PROBLEM REQUIREMENTS: Copy each line with the word "Beagle" in it.

INFORMATION GIVEN:
- - -

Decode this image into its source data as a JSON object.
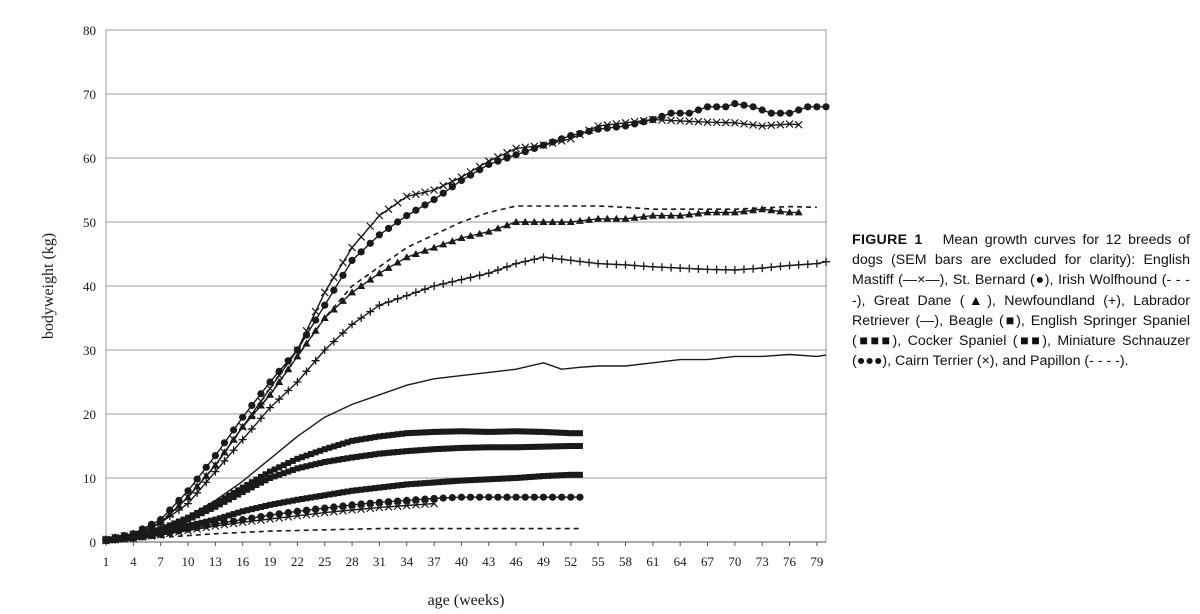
{
  "chart_data": {
    "type": "line",
    "title": "",
    "xlabel": "age (weeks)",
    "ylabel": "bodyweight (kg)",
    "xlim": [
      1,
      80
    ],
    "ylim": [
      0,
      80
    ],
    "x_ticks": [
      "1",
      "4",
      "7",
      "10",
      "13",
      "16",
      "19",
      "22",
      "25",
      "28",
      "31",
      "34",
      "37",
      "40",
      "43",
      "46",
      "49",
      "52",
      "55",
      "58",
      "61",
      "64",
      "67",
      "70",
      "73",
      "76",
      "79"
    ],
    "y_ticks": [
      "0",
      "10",
      "20",
      "30",
      "40",
      "50",
      "60",
      "70",
      "80"
    ],
    "grid": "horizontal",
    "legend": "caption",
    "series": [
      {
        "name": "English Mastiff",
        "marker": "x-line",
        "color": "#1a1a1a",
        "points": [
          [
            1,
            0.4
          ],
          [
            4,
            1.2
          ],
          [
            7,
            3
          ],
          [
            10,
            7
          ],
          [
            13,
            12
          ],
          [
            16,
            18
          ],
          [
            19,
            24
          ],
          [
            22,
            30
          ],
          [
            25,
            39
          ],
          [
            28,
            46
          ],
          [
            31,
            51
          ],
          [
            34,
            54
          ],
          [
            37,
            55
          ],
          [
            40,
            57
          ],
          [
            43,
            59.5
          ],
          [
            46,
            61.5
          ],
          [
            49,
            62
          ],
          [
            52,
            63
          ],
          [
            55,
            65
          ],
          [
            58,
            65.5
          ],
          [
            61,
            66
          ],
          [
            64,
            65.8
          ],
          [
            67,
            65.6
          ],
          [
            70,
            65.5
          ],
          [
            73,
            65
          ],
          [
            76,
            65.3
          ],
          [
            77,
            65.2
          ]
        ]
      },
      {
        "name": "St. Bernard",
        "marker": "filled-circle",
        "color": "#1a1a1a",
        "points": [
          [
            1,
            0.4
          ],
          [
            4,
            1.3
          ],
          [
            7,
            3.5
          ],
          [
            10,
            8
          ],
          [
            13,
            13.5
          ],
          [
            16,
            19.5
          ],
          [
            19,
            25
          ],
          [
            22,
            30
          ],
          [
            25,
            37
          ],
          [
            28,
            44
          ],
          [
            31,
            48
          ],
          [
            34,
            51
          ],
          [
            37,
            53.5
          ],
          [
            40,
            56.5
          ],
          [
            43,
            59
          ],
          [
            46,
            60.5
          ],
          [
            49,
            62
          ],
          [
            52,
            63.5
          ],
          [
            55,
            64.5
          ],
          [
            58,
            65
          ],
          [
            61,
            66
          ],
          [
            63,
            67
          ],
          [
            65,
            67
          ],
          [
            67,
            68
          ],
          [
            69,
            68
          ],
          [
            70,
            68.5
          ],
          [
            72,
            68
          ],
          [
            74,
            67
          ],
          [
            76,
            67
          ],
          [
            78,
            68
          ],
          [
            80,
            68
          ]
        ]
      },
      {
        "name": "Irish Wolfhound",
        "marker": "dash",
        "color": "#1a1a1a",
        "points": [
          [
            1,
            0.4
          ],
          [
            4,
            1.2
          ],
          [
            7,
            3
          ],
          [
            10,
            7
          ],
          [
            13,
            12
          ],
          [
            16,
            18
          ],
          [
            19,
            23
          ],
          [
            22,
            29
          ],
          [
            25,
            35
          ],
          [
            28,
            40
          ],
          [
            31,
            43
          ],
          [
            34,
            46
          ],
          [
            37,
            48
          ],
          [
            40,
            50
          ],
          [
            43,
            51.5
          ],
          [
            46,
            52.5
          ],
          [
            49,
            52.5
          ],
          [
            52,
            52.5
          ],
          [
            55,
            52.5
          ],
          [
            58,
            52.3
          ],
          [
            61,
            52
          ],
          [
            64,
            52
          ],
          [
            67,
            52
          ],
          [
            70,
            52
          ],
          [
            73,
            52.2
          ],
          [
            76,
            52.4
          ],
          [
            79,
            52.3
          ]
        ]
      },
      {
        "name": "Great Dane",
        "marker": "filled-triangle",
        "color": "#1a1a1a",
        "points": [
          [
            1,
            0.4
          ],
          [
            4,
            1.2
          ],
          [
            7,
            3
          ],
          [
            10,
            7
          ],
          [
            13,
            12
          ],
          [
            16,
            18
          ],
          [
            19,
            23
          ],
          [
            22,
            29
          ],
          [
            25,
            35
          ],
          [
            28,
            39
          ],
          [
            31,
            42
          ],
          [
            34,
            44.5
          ],
          [
            37,
            46
          ],
          [
            40,
            47.5
          ],
          [
            43,
            48.5
          ],
          [
            46,
            50
          ],
          [
            49,
            50
          ],
          [
            52,
            50
          ],
          [
            55,
            50.5
          ],
          [
            58,
            50.5
          ],
          [
            61,
            51
          ],
          [
            64,
            51
          ],
          [
            67,
            51.5
          ],
          [
            70,
            51.5
          ],
          [
            73,
            52
          ],
          [
            76,
            51.5
          ],
          [
            77,
            51.5
          ]
        ]
      },
      {
        "name": "Newfoundland",
        "marker": "plus",
        "color": "#1a1a1a",
        "points": [
          [
            1,
            0.4
          ],
          [
            4,
            1.2
          ],
          [
            7,
            3
          ],
          [
            10,
            6
          ],
          [
            13,
            11
          ],
          [
            16,
            16
          ],
          [
            19,
            21
          ],
          [
            22,
            25
          ],
          [
            25,
            30
          ],
          [
            28,
            34
          ],
          [
            31,
            37
          ],
          [
            34,
            38.5
          ],
          [
            37,
            40
          ],
          [
            40,
            41
          ],
          [
            43,
            42
          ],
          [
            46,
            43.5
          ],
          [
            49,
            44.5
          ],
          [
            52,
            44
          ],
          [
            55,
            43.5
          ],
          [
            58,
            43.3
          ],
          [
            61,
            43
          ],
          [
            64,
            42.8
          ],
          [
            67,
            42.6
          ],
          [
            70,
            42.5
          ],
          [
            73,
            42.8
          ],
          [
            76,
            43.2
          ],
          [
            79,
            43.5
          ],
          [
            80,
            43.8
          ]
        ]
      },
      {
        "name": "Labrador Retriever",
        "marker": "line",
        "color": "#1a1a1a",
        "points": [
          [
            1,
            0.3
          ],
          [
            4,
            1
          ],
          [
            7,
            2.2
          ],
          [
            10,
            4
          ],
          [
            13,
            6.5
          ],
          [
            16,
            9.5
          ],
          [
            19,
            13
          ],
          [
            22,
            16.5
          ],
          [
            25,
            19.5
          ],
          [
            28,
            21.5
          ],
          [
            31,
            23
          ],
          [
            34,
            24.5
          ],
          [
            37,
            25.5
          ],
          [
            40,
            26
          ],
          [
            43,
            26.5
          ],
          [
            46,
            27
          ],
          [
            49,
            28
          ],
          [
            51,
            27
          ],
          [
            53,
            27.3
          ],
          [
            55,
            27.5
          ],
          [
            58,
            27.5
          ],
          [
            61,
            28
          ],
          [
            64,
            28.5
          ],
          [
            67,
            28.5
          ],
          [
            70,
            29
          ],
          [
            73,
            29
          ],
          [
            76,
            29.3
          ],
          [
            79,
            29
          ],
          [
            80,
            29.2
          ]
        ]
      },
      {
        "name": "English Springer Spaniel",
        "marker": "filled-square",
        "color": "#1a1a1a",
        "points": [
          [
            1,
            0.3
          ],
          [
            4,
            0.9
          ],
          [
            7,
            2
          ],
          [
            10,
            3.8
          ],
          [
            13,
            6
          ],
          [
            16,
            8.5
          ],
          [
            19,
            11
          ],
          [
            22,
            13
          ],
          [
            25,
            14.5
          ],
          [
            28,
            15.8
          ],
          [
            31,
            16.5
          ],
          [
            34,
            17
          ],
          [
            37,
            17.2
          ],
          [
            40,
            17.3
          ],
          [
            43,
            17.2
          ],
          [
            46,
            17.3
          ],
          [
            49,
            17.2
          ],
          [
            52,
            17
          ],
          [
            53,
            17
          ]
        ]
      },
      {
        "name": "Beagle",
        "marker": "filled-square",
        "color": "#1a1a1a",
        "points": [
          [
            1,
            0.3
          ],
          [
            4,
            0.9
          ],
          [
            7,
            1.9
          ],
          [
            10,
            3.5
          ],
          [
            13,
            5.5
          ],
          [
            16,
            7.8
          ],
          [
            19,
            10
          ],
          [
            22,
            11.5
          ],
          [
            25,
            12.5
          ],
          [
            28,
            13.2
          ],
          [
            31,
            13.8
          ],
          [
            34,
            14.2
          ],
          [
            37,
            14.5
          ],
          [
            40,
            14.7
          ],
          [
            43,
            14.8
          ],
          [
            46,
            14.8
          ],
          [
            49,
            14.9
          ],
          [
            52,
            15
          ],
          [
            53,
            15
          ]
        ]
      },
      {
        "name": "Cocker Spaniel",
        "marker": "filled-square",
        "color": "#1a1a1a",
        "points": [
          [
            1,
            0.2
          ],
          [
            4,
            0.7
          ],
          [
            7,
            1.4
          ],
          [
            10,
            2.5
          ],
          [
            13,
            3.5
          ],
          [
            16,
            4.8
          ],
          [
            19,
            5.8
          ],
          [
            22,
            6.6
          ],
          [
            25,
            7.3
          ],
          [
            28,
            8
          ],
          [
            31,
            8.5
          ],
          [
            34,
            9
          ],
          [
            37,
            9.3
          ],
          [
            40,
            9.6
          ],
          [
            43,
            9.8
          ],
          [
            46,
            10
          ],
          [
            49,
            10.3
          ],
          [
            52,
            10.5
          ],
          [
            53,
            10.5
          ]
        ]
      },
      {
        "name": "Miniature Schnauzer",
        "marker": "filled-circle",
        "color": "#1a1a1a",
        "points": [
          [
            1,
            0.2
          ],
          [
            4,
            0.6
          ],
          [
            7,
            1.2
          ],
          [
            10,
            2
          ],
          [
            13,
            2.8
          ],
          [
            16,
            3.5
          ],
          [
            19,
            4.2
          ],
          [
            22,
            4.8
          ],
          [
            25,
            5.3
          ],
          [
            28,
            5.8
          ],
          [
            31,
            6.2
          ],
          [
            34,
            6.5
          ],
          [
            37,
            6.8
          ],
          [
            40,
            7
          ],
          [
            43,
            7
          ],
          [
            46,
            7
          ],
          [
            49,
            7
          ],
          [
            52,
            7
          ],
          [
            53,
            7
          ]
        ]
      },
      {
        "name": "Cairn Terrier",
        "marker": "x",
        "color": "#1a1a1a",
        "points": [
          [
            1,
            0.2
          ],
          [
            4,
            0.6
          ],
          [
            7,
            1.1
          ],
          [
            10,
            1.8
          ],
          [
            13,
            2.5
          ],
          [
            16,
            3.1
          ],
          [
            19,
            3.6
          ],
          [
            22,
            4.1
          ],
          [
            25,
            4.6
          ],
          [
            28,
            5
          ],
          [
            31,
            5.4
          ],
          [
            34,
            5.7
          ],
          [
            37,
            6
          ]
        ]
      },
      {
        "name": "Papillon",
        "marker": "dash",
        "color": "#1a1a1a",
        "points": [
          [
            1,
            0.2
          ],
          [
            4,
            0.4
          ],
          [
            7,
            0.7
          ],
          [
            10,
            1
          ],
          [
            13,
            1.3
          ],
          [
            16,
            1.5
          ],
          [
            19,
            1.7
          ],
          [
            22,
            1.8
          ],
          [
            25,
            1.9
          ],
          [
            28,
            2
          ],
          [
            31,
            2.1
          ],
          [
            34,
            2.1
          ],
          [
            37,
            2.1
          ],
          [
            40,
            2.1
          ],
          [
            43,
            2.1
          ],
          [
            46,
            2.1
          ],
          [
            49,
            2.1
          ],
          [
            52,
            2.1
          ],
          [
            53,
            2.1
          ]
        ]
      }
    ]
  },
  "caption": {
    "label": "FIGURE 1",
    "text": "Mean growth curves for 12 breeds of dogs (SEM bars are excluded for clarity): English Mastiff (—×—), St. Bernard (●), Irish Wolfhound (- - - -), Great Dane (▲), Newfoundland (+), Labrador Retriever (—), Beagle (■), English Springer Spaniel (■■■), Cocker Spaniel (■■), Miniature Schnauzer (●●●), Cairn Terrier (×), and Papillon (- - - -)."
  }
}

- - -

IN RESPONSE:
        "name": "Beagle",
    "text": "Mean growth curves for 12 breeds of dogs (SEM bars are excluded for clarity): English Mastiff (—×—), St. Bernard (●), Irish Wolfhound (- - - -), Great Dane (▲), Newfoundland (+), Labrador Retriever (—), Beagle (■), English Springer Spaniel (■■■), Cocker Spaniel (■■), Miniature Schnauzer (●●●), Cairn Terrier (×), and Papillon (- - - -)."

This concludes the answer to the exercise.